--- DATA SHOWN ---
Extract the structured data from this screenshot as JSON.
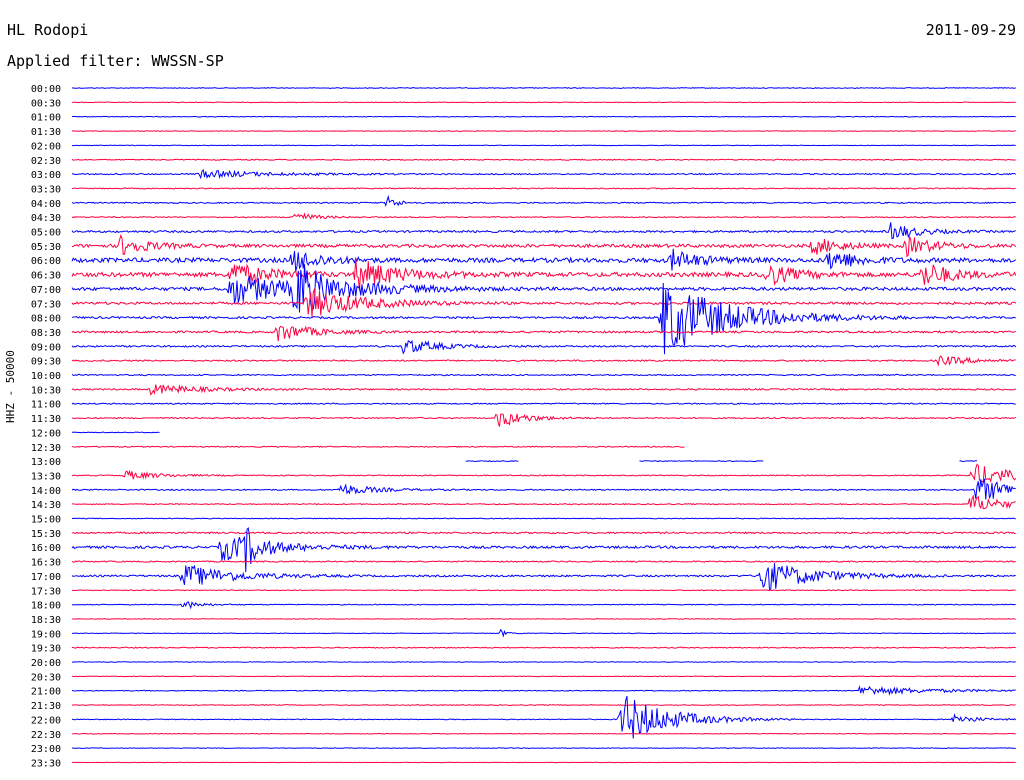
{
  "header": {
    "station": "HL Rodopi",
    "date": "2011-09-29",
    "filter": "Applied filter: WWSSN-SP"
  },
  "chart_data": {
    "type": "line",
    "title": "HL Rodopi",
    "date": "2011-09-29",
    "subtitle": "Applied filter: WWSSN-SP",
    "ylabel": "HHZ - 50000",
    "xlabel": "",
    "row_labels": [
      "00:00",
      "00:30",
      "01:00",
      "01:30",
      "02:00",
      "02:30",
      "03:00",
      "03:30",
      "04:00",
      "04:30",
      "05:00",
      "05:30",
      "06:00",
      "06:30",
      "07:00",
      "07:30",
      "08:00",
      "08:30",
      "09:00",
      "09:30",
      "10:00",
      "10:30",
      "11:00",
      "11:30",
      "12:00",
      "12:30",
      "13:00",
      "13:30",
      "14:00",
      "14:30",
      "15:00",
      "15:30",
      "16:00",
      "16:30",
      "17:00",
      "17:30",
      "18:00",
      "18:30",
      "19:00",
      "19:30",
      "20:00",
      "20:30",
      "21:00",
      "21:30",
      "22:00",
      "22:30",
      "23:00",
      "23:30"
    ],
    "series_colors": [
      "#0000ff",
      "#ff0040"
    ],
    "noise_level": [
      0.4,
      0.3,
      0.3,
      0.3,
      0.3,
      0.5,
      0.6,
      0.5,
      0.6,
      0.5,
      1.0,
      1.6,
      2.2,
      2.2,
      1.6,
      1.2,
      1.0,
      1.0,
      0.8,
      0.7,
      0.6,
      0.7,
      0.6,
      0.6,
      0.4,
      0.5,
      0.4,
      0.5,
      0.6,
      0.5,
      0.4,
      0.8,
      1.2,
      0.6,
      0.9,
      0.4,
      0.4,
      0.3,
      0.3,
      0.5,
      0.3,
      0.3,
      0.4,
      0.4,
      0.4,
      0.3,
      0.3,
      0.2
    ],
    "events": [
      {
        "row": 6,
        "minute": 4,
        "amp": 4,
        "dur": 2
      },
      {
        "row": 8,
        "minute": 10,
        "amp": 8,
        "dur": 0.3
      },
      {
        "row": 9,
        "minute": 7,
        "amp": 6,
        "dur": 0.6
      },
      {
        "row": 10,
        "minute": 26,
        "amp": 9,
        "dur": 0.8
      },
      {
        "row": 11,
        "minute": 1.5,
        "amp": 10,
        "dur": 0.8
      },
      {
        "row": 11,
        "minute": 23.5,
        "amp": 9,
        "dur": 0.8
      },
      {
        "row": 11,
        "minute": 26.5,
        "amp": 10,
        "dur": 0.8
      },
      {
        "row": 12,
        "minute": 7,
        "amp": 12,
        "dur": 0.8
      },
      {
        "row": 12,
        "minute": 19,
        "amp": 11,
        "dur": 0.8
      },
      {
        "row": 12,
        "minute": 24,
        "amp": 12,
        "dur": 0.8
      },
      {
        "row": 13,
        "minute": 5,
        "amp": 14,
        "dur": 1
      },
      {
        "row": 13,
        "minute": 9,
        "amp": 16,
        "dur": 1.2
      },
      {
        "row": 13,
        "minute": 22,
        "amp": 12,
        "dur": 0.8
      },
      {
        "row": 13,
        "minute": 27,
        "amp": 14,
        "dur": 0.8
      },
      {
        "row": 14,
        "minute": 5,
        "amp": 16,
        "dur": 2
      },
      {
        "row": 14,
        "minute": 7,
        "amp": 12,
        "dur": 2
      },
      {
        "row": 14,
        "minute": 7.2,
        "amp": 28,
        "dur": 0.3
      },
      {
        "row": 15,
        "minute": 7.4,
        "amp": 16,
        "dur": 1.6
      },
      {
        "row": 16,
        "minute": 18.7,
        "amp": 40,
        "dur": 2
      },
      {
        "row": 17,
        "minute": 6.5,
        "amp": 10,
        "dur": 1
      },
      {
        "row": 18,
        "minute": 10.5,
        "amp": 8,
        "dur": 1
      },
      {
        "row": 19,
        "minute": 27.5,
        "amp": 5,
        "dur": 1
      },
      {
        "row": 21,
        "minute": 2.5,
        "amp": 5,
        "dur": 1.5
      },
      {
        "row": 23,
        "minute": 13.5,
        "amp": 10,
        "dur": 0.8
      },
      {
        "row": 27,
        "minute": 1.6,
        "amp": 5,
        "dur": 1
      },
      {
        "row": 27,
        "minute": 28.6,
        "amp": 12,
        "dur": 1.2
      },
      {
        "row": 28,
        "minute": 8.5,
        "amp": 6,
        "dur": 1
      },
      {
        "row": 28,
        "minute": 28.7,
        "amp": 14,
        "dur": 1.2
      },
      {
        "row": 29,
        "minute": 28.5,
        "amp": 10,
        "dur": 1
      },
      {
        "row": 32,
        "minute": 4.7,
        "amp": 14,
        "dur": 1.5
      },
      {
        "row": 32,
        "minute": 5.5,
        "amp": 18,
        "dur": 0.3
      },
      {
        "row": 34,
        "minute": 3.5,
        "amp": 12,
        "dur": 1.5
      },
      {
        "row": 34,
        "minute": 21.8,
        "amp": 18,
        "dur": 1.5
      },
      {
        "row": 36,
        "minute": 3.5,
        "amp": 5,
        "dur": 0.5
      },
      {
        "row": 38,
        "minute": 13.6,
        "amp": 4,
        "dur": 0.2
      },
      {
        "row": 42,
        "minute": 25,
        "amp": 5,
        "dur": 2
      },
      {
        "row": 44,
        "minute": 17.4,
        "amp": 28,
        "dur": 1.4
      },
      {
        "row": 44,
        "minute": 28,
        "amp": 6,
        "dur": 0.6
      }
    ],
    "gaps": [
      {
        "row": 24,
        "from": 2.8,
        "to": 30
      },
      {
        "row": 25,
        "from": 19.5,
        "to": 30
      },
      {
        "row": 26,
        "from": 0,
        "to": 12.5
      },
      {
        "row": 26,
        "from": 14.2,
        "to": 18
      },
      {
        "row": 26,
        "from": 22,
        "to": 28.2
      },
      {
        "row": 26,
        "from": 28.8,
        "to": 30
      }
    ]
  }
}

--- WHAT THE TASK REQUIRES ---
Exclude the pictures and repeat every other part of the records word for word.

--- FINAL ANSWER ---
Extract the structured data from this screenshot as JSON.
{
  "header": {
    "station": "HL Rodopi",
    "date": "2011-09-29",
    "filter": "Applied filter: WWSSN-SP"
  },
  "chart_data": {
    "type": "line",
    "title": "HL Rodopi",
    "date": "2011-09-29",
    "subtitle": "Applied filter: WWSSN-SP",
    "ylabel": "HHZ - 50000",
    "xlabel": "",
    "row_labels": [
      "00:00",
      "00:30",
      "01:00",
      "01:30",
      "02:00",
      "02:30",
      "03:00",
      "03:30",
      "04:00",
      "04:30",
      "05:00",
      "05:30",
      "06:00",
      "06:30",
      "07:00",
      "07:30",
      "08:00",
      "08:30",
      "09:00",
      "09:30",
      "10:00",
      "10:30",
      "11:00",
      "11:30",
      "12:00",
      "12:30",
      "13:00",
      "13:30",
      "14:00",
      "14:30",
      "15:00",
      "15:30",
      "16:00",
      "16:30",
      "17:00",
      "17:30",
      "18:00",
      "18:30",
      "19:00",
      "19:30",
      "20:00",
      "20:30",
      "21:00",
      "21:30",
      "22:00",
      "22:30",
      "23:00",
      "23:30"
    ],
    "series_colors": [
      "#0000ff",
      "#ff0040"
    ],
    "noise_level": [
      0.4,
      0.3,
      0.3,
      0.3,
      0.3,
      0.5,
      0.6,
      0.5,
      0.6,
      0.5,
      1.0,
      1.6,
      2.2,
      2.2,
      1.6,
      1.2,
      1.0,
      1.0,
      0.8,
      0.7,
      0.6,
      0.7,
      0.6,
      0.6,
      0.4,
      0.5,
      0.4,
      0.5,
      0.6,
      0.5,
      0.4,
      0.8,
      1.2,
      0.6,
      0.9,
      0.4,
      0.4,
      0.3,
      0.3,
      0.5,
      0.3,
      0.3,
      0.4,
      0.4,
      0.4,
      0.3,
      0.3,
      0.2
    ],
    "events": [
      {
        "row": 6,
        "minute": 4,
        "amp": 4,
        "dur": 2
      },
      {
        "row": 8,
        "minute": 10,
        "amp": 8,
        "dur": 0.3
      },
      {
        "row": 9,
        "minute": 7,
        "amp": 6,
        "dur": 0.6
      },
      {
        "row": 10,
        "minute": 26,
        "amp": 9,
        "dur": 0.8
      },
      {
        "row": 11,
        "minute": 1.5,
        "amp": 10,
        "dur": 0.8
      },
      {
        "row": 11,
        "minute": 23.5,
        "amp": 9,
        "dur": 0.8
      },
      {
        "row": 11,
        "minute": 26.5,
        "amp": 10,
        "dur": 0.8
      },
      {
        "row": 12,
        "minute": 7,
        "amp": 12,
        "dur": 0.8
      },
      {
        "row": 12,
        "minute": 19,
        "amp": 11,
        "dur": 0.8
      },
      {
        "row": 12,
        "minute": 24,
        "amp": 12,
        "dur": 0.8
      },
      {
        "row": 13,
        "minute": 5,
        "amp": 14,
        "dur": 1
      },
      {
        "row": 13,
        "minute": 9,
        "amp": 16,
        "dur": 1.2
      },
      {
        "row": 13,
        "minute": 22,
        "amp": 12,
        "dur": 0.8
      },
      {
        "row": 13,
        "minute": 27,
        "amp": 14,
        "dur": 0.8
      },
      {
        "row": 14,
        "minute": 5,
        "amp": 16,
        "dur": 2
      },
      {
        "row": 14,
        "minute": 7,
        "amp": 12,
        "dur": 2
      },
      {
        "row": 14,
        "minute": 7.2,
        "amp": 28,
        "dur": 0.3
      },
      {
        "row": 15,
        "minute": 7.4,
        "amp": 16,
        "dur": 1.6
      },
      {
        "row": 16,
        "minute": 18.7,
        "amp": 40,
        "dur": 2
      },
      {
        "row": 17,
        "minute": 6.5,
        "amp": 10,
        "dur": 1
      },
      {
        "row": 18,
        "minute": 10.5,
        "amp": 8,
        "dur": 1
      },
      {
        "row": 19,
        "minute": 27.5,
        "amp": 5,
        "dur": 1
      },
      {
        "row": 21,
        "minute": 2.5,
        "amp": 5,
        "dur": 1.5
      },
      {
        "row": 23,
        "minute": 13.5,
        "amp": 10,
        "dur": 0.8
      },
      {
        "row": 27,
        "minute": 1.6,
        "amp": 5,
        "dur": 1
      },
      {
        "row": 27,
        "minute": 28.6,
        "amp": 12,
        "dur": 1.2
      },
      {
        "row": 28,
        "minute": 8.5,
        "amp": 6,
        "dur": 1
      },
      {
        "row": 28,
        "minute": 28.7,
        "amp": 14,
        "dur": 1.2
      },
      {
        "row": 29,
        "minute": 28.5,
        "amp": 10,
        "dur": 1
      },
      {
        "row": 32,
        "minute": 4.7,
        "amp": 14,
        "dur": 1.5
      },
      {
        "row": 32,
        "minute": 5.5,
        "amp": 18,
        "dur": 0.3
      },
      {
        "row": 34,
        "minute": 3.5,
        "amp": 12,
        "dur": 1.5
      },
      {
        "row": 34,
        "minute": 21.8,
        "amp": 18,
        "dur": 1.5
      },
      {
        "row": 36,
        "minute": 3.5,
        "amp": 5,
        "dur": 0.5
      },
      {
        "row": 38,
        "minute": 13.6,
        "amp": 4,
        "dur": 0.2
      },
      {
        "row": 42,
        "minute": 25,
        "amp": 5,
        "dur": 2
      },
      {
        "row": 44,
        "minute": 17.4,
        "amp": 28,
        "dur": 1.4
      },
      {
        "row": 44,
        "minute": 28,
        "amp": 6,
        "dur": 0.6
      }
    ],
    "gaps": [
      {
        "row": 24,
        "from": 2.8,
        "to": 30
      },
      {
        "row": 25,
        "from": 19.5,
        "to": 30
      },
      {
        "row": 26,
        "from": 0,
        "to": 12.5
      },
      {
        "row": 26,
        "from": 14.2,
        "to": 18
      },
      {
        "row": 26,
        "from": 22,
        "to": 28.2
      },
      {
        "row": 26,
        "from": 28.8,
        "to": 30
      }
    ]
  }
}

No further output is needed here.